• **Direction**: Each line that contains the string "VBAProject" counts once; report how many such lines appear in the data, as a number only.

(Lines of data)
========================================================================
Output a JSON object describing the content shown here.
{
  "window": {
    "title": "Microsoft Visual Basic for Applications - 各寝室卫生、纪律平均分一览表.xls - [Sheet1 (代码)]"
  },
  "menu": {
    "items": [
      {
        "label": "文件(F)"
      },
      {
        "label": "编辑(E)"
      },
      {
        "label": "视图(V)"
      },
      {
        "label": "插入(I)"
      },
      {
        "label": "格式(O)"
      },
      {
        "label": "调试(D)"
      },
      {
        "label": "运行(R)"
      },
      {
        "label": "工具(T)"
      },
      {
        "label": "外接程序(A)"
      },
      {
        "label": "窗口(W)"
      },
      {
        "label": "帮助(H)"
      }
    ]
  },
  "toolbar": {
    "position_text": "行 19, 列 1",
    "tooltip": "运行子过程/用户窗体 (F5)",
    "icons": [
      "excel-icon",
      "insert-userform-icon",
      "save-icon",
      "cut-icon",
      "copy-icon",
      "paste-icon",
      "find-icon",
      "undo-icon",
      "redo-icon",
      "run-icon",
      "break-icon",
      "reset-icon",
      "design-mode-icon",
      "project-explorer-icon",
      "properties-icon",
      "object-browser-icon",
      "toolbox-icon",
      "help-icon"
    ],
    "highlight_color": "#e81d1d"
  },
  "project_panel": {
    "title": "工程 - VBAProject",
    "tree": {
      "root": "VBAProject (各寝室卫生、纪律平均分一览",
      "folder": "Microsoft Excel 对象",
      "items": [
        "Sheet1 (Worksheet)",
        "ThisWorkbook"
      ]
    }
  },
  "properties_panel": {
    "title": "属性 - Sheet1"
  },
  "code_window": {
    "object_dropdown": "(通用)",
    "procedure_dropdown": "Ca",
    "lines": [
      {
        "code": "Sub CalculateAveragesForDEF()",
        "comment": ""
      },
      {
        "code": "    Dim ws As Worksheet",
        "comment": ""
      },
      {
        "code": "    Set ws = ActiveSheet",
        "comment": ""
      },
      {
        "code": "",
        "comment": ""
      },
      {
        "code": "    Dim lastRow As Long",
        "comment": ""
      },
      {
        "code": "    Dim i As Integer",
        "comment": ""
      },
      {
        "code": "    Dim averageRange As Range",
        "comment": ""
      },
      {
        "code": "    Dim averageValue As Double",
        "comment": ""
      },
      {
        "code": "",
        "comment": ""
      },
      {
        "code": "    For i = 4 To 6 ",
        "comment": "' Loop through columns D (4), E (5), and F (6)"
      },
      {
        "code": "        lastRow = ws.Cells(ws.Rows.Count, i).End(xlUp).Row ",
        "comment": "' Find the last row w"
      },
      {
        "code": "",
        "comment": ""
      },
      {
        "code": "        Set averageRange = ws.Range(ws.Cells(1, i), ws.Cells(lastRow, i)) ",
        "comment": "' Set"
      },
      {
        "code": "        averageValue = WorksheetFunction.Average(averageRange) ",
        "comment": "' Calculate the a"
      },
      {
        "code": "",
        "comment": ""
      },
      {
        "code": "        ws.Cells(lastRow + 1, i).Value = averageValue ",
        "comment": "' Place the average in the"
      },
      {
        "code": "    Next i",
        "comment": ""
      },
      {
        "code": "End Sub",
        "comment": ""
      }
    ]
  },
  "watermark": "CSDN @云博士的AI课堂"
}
========================================================================
• **Answer to the task**: 2